**WHAT NEEDS TO BE DONE:**
Copy out each line below exactly as it appears.

**ENTRIES SUPPLIED:**
** BEGIN **

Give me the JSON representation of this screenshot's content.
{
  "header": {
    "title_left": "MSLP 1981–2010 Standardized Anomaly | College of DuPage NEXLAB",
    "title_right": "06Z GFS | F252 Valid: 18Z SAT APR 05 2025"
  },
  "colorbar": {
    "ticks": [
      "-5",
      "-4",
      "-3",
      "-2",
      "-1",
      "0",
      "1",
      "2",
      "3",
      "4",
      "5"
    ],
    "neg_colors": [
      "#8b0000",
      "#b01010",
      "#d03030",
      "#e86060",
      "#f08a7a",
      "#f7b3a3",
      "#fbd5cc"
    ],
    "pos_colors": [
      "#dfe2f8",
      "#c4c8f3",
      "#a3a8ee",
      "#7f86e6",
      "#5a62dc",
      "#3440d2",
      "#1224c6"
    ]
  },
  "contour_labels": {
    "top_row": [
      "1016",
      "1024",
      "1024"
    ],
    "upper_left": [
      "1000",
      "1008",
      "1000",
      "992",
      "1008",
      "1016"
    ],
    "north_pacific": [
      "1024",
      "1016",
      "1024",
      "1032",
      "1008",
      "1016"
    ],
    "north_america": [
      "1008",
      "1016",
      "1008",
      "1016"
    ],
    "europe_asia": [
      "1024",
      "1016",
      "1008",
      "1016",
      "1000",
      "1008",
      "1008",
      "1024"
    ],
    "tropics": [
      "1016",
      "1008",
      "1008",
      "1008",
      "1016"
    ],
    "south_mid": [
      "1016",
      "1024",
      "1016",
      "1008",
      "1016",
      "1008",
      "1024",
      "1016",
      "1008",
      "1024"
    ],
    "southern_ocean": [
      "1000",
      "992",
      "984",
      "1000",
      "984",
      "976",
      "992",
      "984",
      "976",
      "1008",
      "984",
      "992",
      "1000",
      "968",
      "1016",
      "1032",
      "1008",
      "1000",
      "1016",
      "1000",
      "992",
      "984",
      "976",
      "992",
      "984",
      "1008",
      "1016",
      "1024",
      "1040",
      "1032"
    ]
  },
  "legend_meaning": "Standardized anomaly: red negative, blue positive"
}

** END **

**ANSWER BELOW:**
Give me the JSON representation of this screenshot's content.
{
  "header": {
    "title_left": "MSLP 1981–2010 Standardized Anomaly | College of DuPage NEXLAB",
    "title_right": "06Z GFS | F252 Valid: 18Z SAT APR 05 2025"
  },
  "colorbar": {
    "ticks": [
      "-5",
      "-4",
      "-3",
      "-2",
      "-1",
      "0",
      "1",
      "2",
      "3",
      "4",
      "5"
    ],
    "neg_colors": [
      "#8b0000",
      "#b01010",
      "#d03030",
      "#e86060",
      "#f08a7a",
      "#f7b3a3",
      "#fbd5cc"
    ],
    "pos_colors": [
      "#dfe2f8",
      "#c4c8f3",
      "#a3a8ee",
      "#7f86e6",
      "#5a62dc",
      "#3440d2",
      "#1224c6"
    ]
  },
  "contour_labels": {
    "top_row": [
      "1016",
      "1024",
      "1024"
    ],
    "upper_left": [
      "1000",
      "1008",
      "1000",
      "992",
      "1008",
      "1016"
    ],
    "north_pacific": [
      "1024",
      "1016",
      "1024",
      "1032",
      "1008",
      "1016"
    ],
    "north_america": [
      "1008",
      "1016",
      "1008",
      "1016"
    ],
    "europe_asia": [
      "1024",
      "1016",
      "1008",
      "1016",
      "1000",
      "1008",
      "1008",
      "1024"
    ],
    "tropics": [
      "1016",
      "1008",
      "1008",
      "1008",
      "1016"
    ],
    "south_mid": [
      "1016",
      "1024",
      "1016",
      "1008",
      "1016",
      "1008",
      "1024",
      "1016",
      "1008",
      "1024"
    ],
    "southern_ocean": [
      "1000",
      "992",
      "984",
      "1000",
      "984",
      "976",
      "992",
      "984",
      "976",
      "1008",
      "984",
      "992",
      "1000",
      "968",
      "1016",
      "1032",
      "1008",
      "1000",
      "1016",
      "1000",
      "992",
      "984",
      "976",
      "992",
      "984",
      "1008",
      "1016",
      "1024",
      "1040",
      "1032"
    ]
  },
  "legend_meaning": "Standardized anomaly: red negative, blue positive"
}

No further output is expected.